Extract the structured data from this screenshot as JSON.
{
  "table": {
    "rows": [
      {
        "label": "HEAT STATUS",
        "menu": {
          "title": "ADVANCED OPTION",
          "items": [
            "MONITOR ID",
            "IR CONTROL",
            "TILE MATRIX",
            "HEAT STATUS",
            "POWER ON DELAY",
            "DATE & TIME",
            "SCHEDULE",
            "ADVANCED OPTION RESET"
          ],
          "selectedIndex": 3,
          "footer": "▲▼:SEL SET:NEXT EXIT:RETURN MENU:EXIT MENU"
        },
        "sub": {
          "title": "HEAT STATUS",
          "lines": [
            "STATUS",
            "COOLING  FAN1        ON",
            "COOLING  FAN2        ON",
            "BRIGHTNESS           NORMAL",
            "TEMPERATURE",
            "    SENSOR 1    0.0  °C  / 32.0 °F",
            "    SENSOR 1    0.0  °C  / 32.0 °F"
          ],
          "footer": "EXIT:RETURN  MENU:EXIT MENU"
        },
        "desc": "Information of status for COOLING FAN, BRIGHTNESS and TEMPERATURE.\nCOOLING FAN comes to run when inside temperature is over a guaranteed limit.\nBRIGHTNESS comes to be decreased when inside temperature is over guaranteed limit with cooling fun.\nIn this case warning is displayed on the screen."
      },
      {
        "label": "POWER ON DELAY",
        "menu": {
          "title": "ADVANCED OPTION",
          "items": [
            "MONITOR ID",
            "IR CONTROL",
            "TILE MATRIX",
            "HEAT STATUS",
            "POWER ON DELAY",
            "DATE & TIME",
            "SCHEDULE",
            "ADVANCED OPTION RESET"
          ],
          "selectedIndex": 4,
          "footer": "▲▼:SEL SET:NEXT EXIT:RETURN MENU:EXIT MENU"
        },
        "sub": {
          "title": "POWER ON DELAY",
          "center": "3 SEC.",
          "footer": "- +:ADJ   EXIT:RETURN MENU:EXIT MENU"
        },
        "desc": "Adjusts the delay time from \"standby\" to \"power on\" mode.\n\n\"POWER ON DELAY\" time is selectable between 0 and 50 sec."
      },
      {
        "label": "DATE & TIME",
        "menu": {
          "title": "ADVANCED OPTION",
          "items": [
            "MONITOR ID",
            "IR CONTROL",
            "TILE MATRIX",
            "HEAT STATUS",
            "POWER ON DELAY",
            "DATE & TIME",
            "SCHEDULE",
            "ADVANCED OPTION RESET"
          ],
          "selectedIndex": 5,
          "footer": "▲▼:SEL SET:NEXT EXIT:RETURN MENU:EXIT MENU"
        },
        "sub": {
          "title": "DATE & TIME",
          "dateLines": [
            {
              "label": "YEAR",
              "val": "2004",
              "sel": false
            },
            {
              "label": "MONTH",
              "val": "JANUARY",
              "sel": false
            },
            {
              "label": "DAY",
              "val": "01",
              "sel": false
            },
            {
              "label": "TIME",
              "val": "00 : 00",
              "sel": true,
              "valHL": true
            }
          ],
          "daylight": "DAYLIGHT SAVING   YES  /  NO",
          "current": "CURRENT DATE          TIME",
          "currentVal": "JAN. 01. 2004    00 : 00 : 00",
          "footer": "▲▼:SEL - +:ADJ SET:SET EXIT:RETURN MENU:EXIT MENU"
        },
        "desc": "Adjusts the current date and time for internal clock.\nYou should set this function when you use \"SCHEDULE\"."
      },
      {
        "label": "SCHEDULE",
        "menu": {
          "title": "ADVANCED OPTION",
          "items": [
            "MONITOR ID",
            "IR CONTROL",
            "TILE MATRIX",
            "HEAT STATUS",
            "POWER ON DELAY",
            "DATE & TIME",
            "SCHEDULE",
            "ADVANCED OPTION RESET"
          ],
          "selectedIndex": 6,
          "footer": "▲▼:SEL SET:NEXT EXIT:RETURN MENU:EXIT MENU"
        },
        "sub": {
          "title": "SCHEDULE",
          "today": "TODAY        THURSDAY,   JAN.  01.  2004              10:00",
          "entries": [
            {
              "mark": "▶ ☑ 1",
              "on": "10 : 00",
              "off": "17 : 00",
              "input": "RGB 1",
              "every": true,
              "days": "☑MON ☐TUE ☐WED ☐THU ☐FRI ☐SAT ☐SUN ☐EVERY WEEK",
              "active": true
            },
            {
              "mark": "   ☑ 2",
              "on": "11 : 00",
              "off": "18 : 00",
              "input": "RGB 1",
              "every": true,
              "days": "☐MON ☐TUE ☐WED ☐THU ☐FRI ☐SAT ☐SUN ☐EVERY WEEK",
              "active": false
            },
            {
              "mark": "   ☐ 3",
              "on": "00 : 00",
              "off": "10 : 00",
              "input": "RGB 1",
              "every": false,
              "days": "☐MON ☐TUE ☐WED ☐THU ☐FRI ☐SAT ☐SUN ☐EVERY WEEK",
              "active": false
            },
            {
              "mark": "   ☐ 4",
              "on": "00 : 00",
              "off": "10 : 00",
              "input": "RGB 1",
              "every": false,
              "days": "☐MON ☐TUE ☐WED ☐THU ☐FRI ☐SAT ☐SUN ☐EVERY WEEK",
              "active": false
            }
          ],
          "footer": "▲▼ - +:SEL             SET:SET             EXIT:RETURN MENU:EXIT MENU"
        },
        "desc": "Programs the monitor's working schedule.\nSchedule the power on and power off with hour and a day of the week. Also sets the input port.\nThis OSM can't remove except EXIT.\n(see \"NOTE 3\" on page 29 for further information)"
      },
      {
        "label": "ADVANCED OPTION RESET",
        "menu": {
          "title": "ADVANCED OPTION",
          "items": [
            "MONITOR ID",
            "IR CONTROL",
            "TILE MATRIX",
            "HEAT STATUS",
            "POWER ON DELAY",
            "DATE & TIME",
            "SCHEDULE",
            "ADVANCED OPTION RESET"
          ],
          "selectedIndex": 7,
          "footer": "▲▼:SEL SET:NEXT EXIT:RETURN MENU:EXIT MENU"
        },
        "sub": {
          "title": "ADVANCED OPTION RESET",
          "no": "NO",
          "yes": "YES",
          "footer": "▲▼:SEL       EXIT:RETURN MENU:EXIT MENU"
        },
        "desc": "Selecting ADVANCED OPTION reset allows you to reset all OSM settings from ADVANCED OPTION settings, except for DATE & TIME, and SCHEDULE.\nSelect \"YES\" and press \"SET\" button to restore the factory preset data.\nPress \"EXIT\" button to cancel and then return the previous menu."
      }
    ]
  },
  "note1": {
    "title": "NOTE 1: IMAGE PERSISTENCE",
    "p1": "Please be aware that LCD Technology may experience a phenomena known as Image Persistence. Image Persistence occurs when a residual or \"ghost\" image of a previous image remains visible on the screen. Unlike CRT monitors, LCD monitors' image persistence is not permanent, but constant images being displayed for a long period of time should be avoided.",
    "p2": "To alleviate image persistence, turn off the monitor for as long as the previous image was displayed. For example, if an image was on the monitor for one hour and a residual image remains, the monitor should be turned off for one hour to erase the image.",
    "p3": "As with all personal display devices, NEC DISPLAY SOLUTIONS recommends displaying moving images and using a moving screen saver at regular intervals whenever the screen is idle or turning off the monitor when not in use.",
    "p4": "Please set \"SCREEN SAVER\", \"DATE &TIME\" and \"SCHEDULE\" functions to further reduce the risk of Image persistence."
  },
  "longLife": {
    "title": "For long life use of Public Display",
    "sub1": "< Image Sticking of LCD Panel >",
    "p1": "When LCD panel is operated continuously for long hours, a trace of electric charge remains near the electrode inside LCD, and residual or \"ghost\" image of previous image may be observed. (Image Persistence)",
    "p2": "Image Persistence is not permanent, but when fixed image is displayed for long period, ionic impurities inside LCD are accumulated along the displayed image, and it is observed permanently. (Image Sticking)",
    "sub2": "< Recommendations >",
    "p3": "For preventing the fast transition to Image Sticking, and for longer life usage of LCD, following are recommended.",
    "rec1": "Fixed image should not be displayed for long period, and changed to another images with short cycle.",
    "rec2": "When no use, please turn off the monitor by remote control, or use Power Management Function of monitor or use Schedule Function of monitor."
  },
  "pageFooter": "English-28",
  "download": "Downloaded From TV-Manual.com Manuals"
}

--

EXERCISE OBJECTIVE: Say only how many lines in the records carry the word "label".

TASK ANSWER: 9